*WHAT IS NEEDED*: Take the line containing "Type out the text in this image." through the last line of the data and retype those lines exactly. Pictures do not belong in the copy.
# Start of DATASET EXTRACT
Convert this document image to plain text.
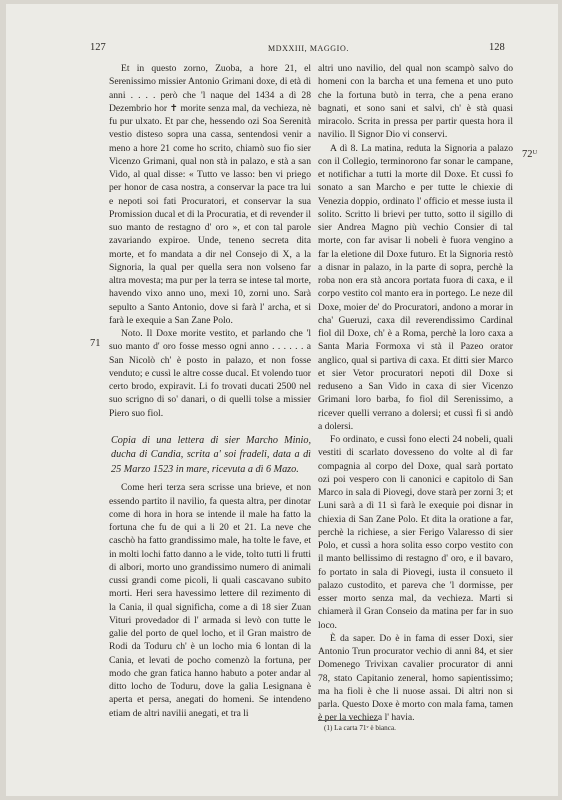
127	MDXXIII, MAGGIO.	128
71
72ᵁ

Et in questo zorno, Zuoba, a hore 21, el Serenissimo missier Antonio Grimani doxe, di età di anni . . . . però che 'l naque del 1434 a dì 28 Dezembrio hor ✝ morite senza mal, da vechieza, nè fu pur ulxato. Et par che, hessendo ozi Soa Serenità vestio disteso sopra una cassa, sentendosi venir a meno a hore 21 come ho scrito, chiamò suo fio sier Vicenzo Grimani, qual non stà in palazo, e stà a san Vido, al qual disse: « Tutto ve lasso: ben vi priego per honor de casa nostra, a conservar la pace tra lui e nepoti soi fati Procuratori, et conservar la sua Promission ducal et di la Procuratia, et di revender il suo manto de restagno d' oro », et con tal parole zavariando expiroe. Unde, teneno secreta dita morte, et fo mandata a dir nel Consejo di X, a la Signoria, la qual per quella sera non volseno far altra movesta; ma pur per la terra se intese tal morte, havendo vixo anno uno, mexi 10, zorni uno. Sarà sepulto a Santo Antonio, dove si farà l' archa, et si farà le exequie a San Zane Polo.

Noto. Il Doxe morite vestito, et parlando che 'l suo manto d' oro fosse messo ogni anno . . . . . . a San Nicolò ch' è posto in palazo, et non fosse venduto; e cussì le altre cosse ducal. Et volendo tuor certo brodo, expiravit. Li fo trovati ducati 2500 nel suo scrigno di so' danari, o di quelli tolse a missier Piero suo fiol.

Copia di una lettera di sier Marcho Minio, ducha di Candia, scrita a' soi fradeli, data a dì 25 Marzo 1523 in mare, ricevuta a dì 6 Mazo.

Come heri terza sera scrisse una brieve, et non essendo partito il navilio, fa questa altra, per dinotar come di hora in hora se intende il male ha fatto la fortuna che fu de qui a li 20 et 21. La neve che caschò ha fatto grandissimo male, ha tolte le fave, et in molti lochi fatto danno a le vide, tolto tutti li frutti di albori, morto uno grandissimo numero di animali cussi grandi come picoli, li quali cascavano subito morti. Heri sera havessimo lettere dil rezimento di la Cania, il qual significha, come a dì 18 sier Zuan Vituri provedador di l' armada si levò con tutte le galie del porto de quel locho, et il Gran maistro de Rodi da Toduru ch' è un locho mia 6 lontan di la Cania, et levati de pocho comenzò la fortuna, per modo che gran fatica hanno habuto a poter andar al ditto locho de Toduru, dove la galia Lesignana è aperta et persa, anegati do homeni. Se intendeno etiam de altri navilii anegati, et tra li

altri uno navilio, del qual non scampò salvo do homeni con la barcha et una femena et uno puto che la fortuna butò in terra, che a pena erano bagnati, et sono sani et salvi, ch' è stà quasi miracolo. Scrita in pressa per partir questa hora il navilio. Il Signor Dio vi conservi.

A dì 8. La matina, reduta la Signoria a palazo con il Collegio, terminorono far sonar le campane, et notifichar a tutti la morte dil Doxe. Et cussì fo sonato a san Marcho e per tutte le chiexie di Venezia doppio, ordinato l' officio et messe iusta il solito. Scritto li brievi per tutto, sotto il sigillo di sier Andrea Magno più vechio Consier di tal morte, con far avisar li nobeli è fuora vengino a far la eletione dil Doxe futuro. Et la Signoria restò a disnar in palazo, in la parte di sopra, perchè la roba non era stà ancora portata fuora di caxa, e il corpo vestito col manto era in portego. Le neze dil Doxe, moier de' do Procuratori, andono a morar in cha' Gueruzi, caxa dil reverendissimo Cardinal fiol dil Doxe, ch' è a Roma, perchè la loro caxa a Santa Maria Formoxa vi stà il Pazeo orator anglico, qual si partiva di caxa. Et ditti sier Marco et sier Vetor procuratori nepoti dil Doxe si reduseno a San Vido in caxa di sier Vicenzo Grimani loro barba, fo fiol dil Serenissimo, a ricever quelli verrano a dolersi; et cussì fi si andò a dolersi.

Fo ordinato, e cussì fono electi 24 nobeli, quali vestiti di scarlato dovesseno do volte al dì far compagnia al corpo del Doxe, qual sarà portato ozi poi vespero con li canonici e capitolo di San Marco in sala di Piovegi, dove starà per zorni 3; et Luni sarà a dì 11 sì farà le exequie poi disnar in chiexia di San Zane Polo. Et dita la oratione a far, perchè la richiese, a sier Ferigo Valaresso di sier Polo, et cussì a hora solita esso corpo vestito con il manto bellissimo di restagno d' oro, e il bavaro, fo portato in sala di Piovegi, iusta il consueto il palazo custodito, et pareva che 'l dormisse, per esser morto senza mal, da vechieza. Marti si chiamerà il Gran Conseio da matina per far in suo loco.

È da saper. Do è in fama di esser Doxi, sier Antonio Trun procurator vechio di anni 84, et sier Domenego Trivixan cavalier procurator di anni 78, stato Capitanio zeneral, homo sapientissimo; ma ha fioli è che li nuose assai. Di altri non si parla. Questo Doxe è morto con mala fama, tamen è per la vechieza l' havia.

(1) La carta 71ᵛ è bianca.
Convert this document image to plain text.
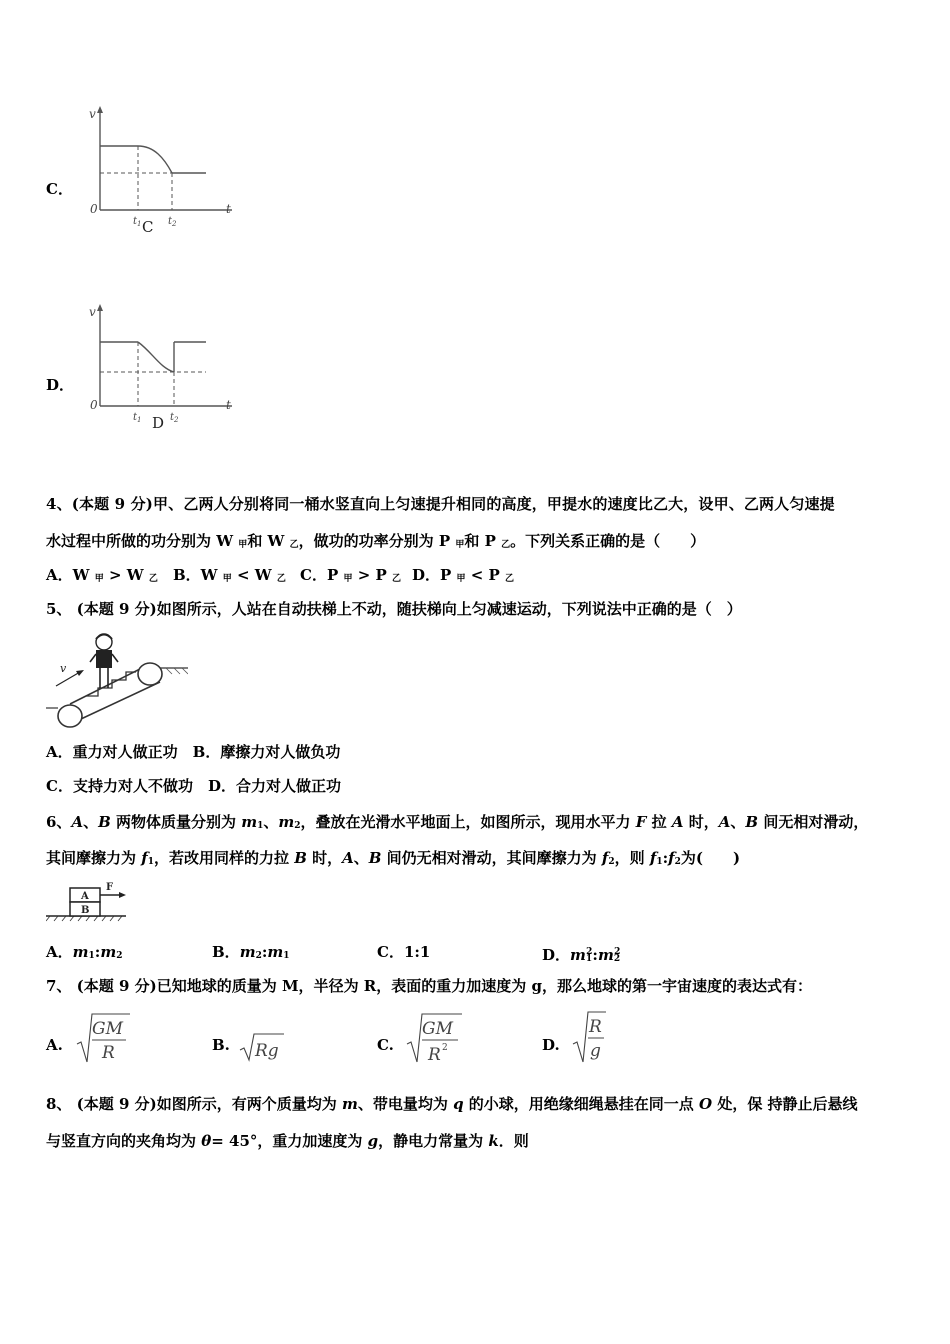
C．
v
t
0
$t_1$	$t_2$
C
D．
v
t
0
$t_1$	$t_2$
D
4、(本题 9 分)甲、乙两人分别将同一桶水竖直向上匀速提升相同的高度，甲提水的速度比乙大，设甲、乙两人匀速提
水过程中所做的功分别为 W 甲和 W 乙，做功的功率分别为 P 甲和 P 乙。下列关系正确的是（　　）
A．W 甲 > W 乙 B．W 甲 < W 乙 C．P 甲 > P 乙 D．P 甲 < P 乙
5、 (本题 9 分)如图所示，人站在自动扶梯上不动，随扶梯向上匀减速运动，下列说法中正确的是（　）
v
A．重力对人做正功　B．摩擦力对人做负功
C．支持力对人不做功　D．合力对人做正功
6、A、B 两物体质量分别为 m1、m2，叠放在光滑水平地面上，如图所示，现用水平力 F 拉 A 时，A、B 间无相对滑动，
其间摩擦力为 f1，若改用同样的力拉 B 时，A、B 间仍无相对滑动，其间摩擦力为 f2，则 f1:f2为(　　)
A
B
F
A．m1:m2	B．m2:m1	C．1:1	D．$m1^2:m2^2$
7、 (本题 9 分)已知地球的质量为 M，半径为 R，表面的重力加速度为 g，那么地球的第一宇宙速度的表达式有：
A.
GM
R	B. Rg	C.
GM
R 2	D.
R
g
8、 (本题 9 分)如图所示，有两个质量均为 m、带电量均为 q 的小球，用绝缘细绳悬挂在同一点 O 处，保 持静止后悬线
与竖直方向的夹角均为 θ= 45°，重力加速度为 g，静电力常量为 k．则
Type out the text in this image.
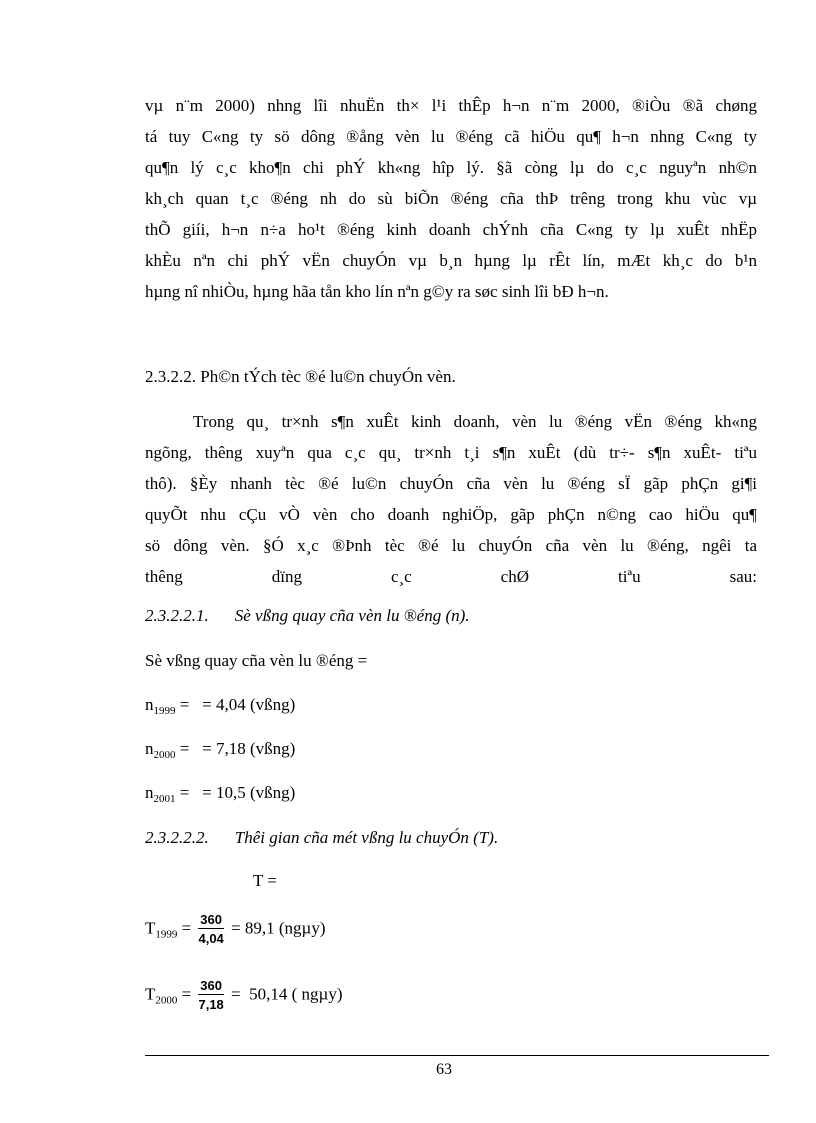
vµ n¨m 2000) nhng lîi nhuËn th× l¹i thÊp h¬n n¨m 2000, ®iÒu ®ã chøng
tá tuy C«ng ty sö dông ®ång vèn lu ®éng cã hiÖu qu¶ h¬n nhng C«ng ty
qu¶n lý c¸c kho¶n chi phÝ kh«ng hîp lý. §ã còng lµ do c¸c nguyªn nh©n
kh¸ch quan t¸c ®éng nh do sù biÕn ®éng cña thÞ trêng trong khu vùc vµ
thÕ giíi, h¬n n÷a ho¹t ®éng kinh doanh chÝnh cña C«ng ty lµ xuÊt nhËp
khÈu nªn chi phÝ vËn chuyÓn vµ b¸n hµng lµ rÊt lín, mÆt kh¸c do b¹n
hµng nî nhiÒu, hµng hãa tån kho lín nªn g©y ra søc sinh lîi bÐ h¬n.
2.3.2.2. Ph©n tÝch tèc ®é lu©n chuyÓn vèn.
Trong qu¸ tr×nh s¶n xuÊt kinh doanh, vèn lu ®éng vËn ®éng kh«ng
ngõng, thêng xuyªn qua c¸c qu¸ tr×nh t¸i s¶n xuÊt (dù tr÷- s¶n xuÊt- tiªu
thô). §Èy nhanh tèc ®é lu©n chuyÓn cña vèn lu ®éng sÏ gãp phÇn gi¶i
quyÕt nhu cÇu vÒ vèn cho doanh nghiÖp, gãp phÇn n©ng cao hiÖu qu¶
sö dông vèn. §Ó x¸c ®Þnh tèc ®é lu chuyÓn cña vèn lu ®éng, ngêi ta
thêng dïng c¸c chØ tiªu sau:
2.3.2.2.1. Sè vßng quay cña vèn lu ®éng (n).
Sè vßng quay cña vèn lu ®éng =
$n_{1999}$ =   = 4,04 (vßng)
$n_{2000}$ =   = 7,18 (vßng)
$n_{2001}$ =   = 10,5 (vßng)
2.3.2.2.2. Thêi gian cña mét vßng lu chuyÓn (T).
T =
$T_{1999} = \frac{360}{4,04} = 89,1$ (ngµy)
$T_{2000} = \frac{360}{7,18} = 50,14$ ( ngµy)
63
# End of DATASET EXTRACT
*FINISHED ANSWER*:
Type out the text in this image.
vµ n¨m 2000) nhng lîi nhuËn th× l¹i thÊp h¬n n¨m 2000, ®iÒu ®ã chøng
tá tuy C«ng ty sö dông ®ång vèn lu ®éng cã hiÖu qu¶ h¬n nhng C«ng ty
qu¶n lý c¸c kho¶n chi phÝ kh«ng hîp lý. §ã còng lµ do c¸c nguyªn nh©n
kh¸ch quan t¸c ®éng nh do sù biÕn ®éng cña thÞ trêng trong khu vùc vµ
thÕ giíi, h¬n n÷a ho¹t ®éng kinh doanh chÝnh cña C«ng ty lµ xuÊt nhËp
khÈu nªn chi phÝ vËn chuyÓn vµ b¸n hµng lµ rÊt lín, mÆt kh¸c do b¹n
hµng nî nhiÒu, hµng hãa tån kho lín nªn g©y ra søc sinh lîi bÐ h¬n.
2.3.2.2. Ph©n tÝch tèc ®é lu©n chuyÓn vèn.
Trong qu¸ tr×nh s¶n xuÊt kinh doanh, vèn lu ®éng vËn ®éng kh«ng
ngõng, thêng xuyªn qua c¸c qu¸ tr×nh t¸i s¶n xuÊt (dù tr÷- s¶n xuÊt- tiªu
thô). §Èy nhanh tèc ®é lu©n chuyÓn cña vèn lu ®éng sÏ gãp phÇn gi¶i
quyÕt nhu cÇu vÒ vèn cho doanh nghiÖp, gãp phÇn n©ng cao hiÖu qu¶
sö dông vèn. §Ó x¸c ®Þnh tèc ®é lu chuyÓn cña vèn lu ®éng, ngêi ta
thêng dïng c¸c chØ tiªu sau:
2.3.2.2.1. Sè vßng quay cña vèn lu ®éng (n).
Sè vßng quay cña vèn lu ®éng =
$n_{1999}$ =   = 4,04 (vßng)
$n_{2000}$ =   = 7,18 (vßng)
$n_{2001}$ =   = 10,5 (vßng)
2.3.2.2.2. Thêi gian cña mét vßng lu chuyÓn (T).
T =
$T_{1999} = \frac{360}{4,04} = 89,1$ (ngµy)
$T_{2000} = \frac{360}{7,18} = 50,14$ ( ngµy)
63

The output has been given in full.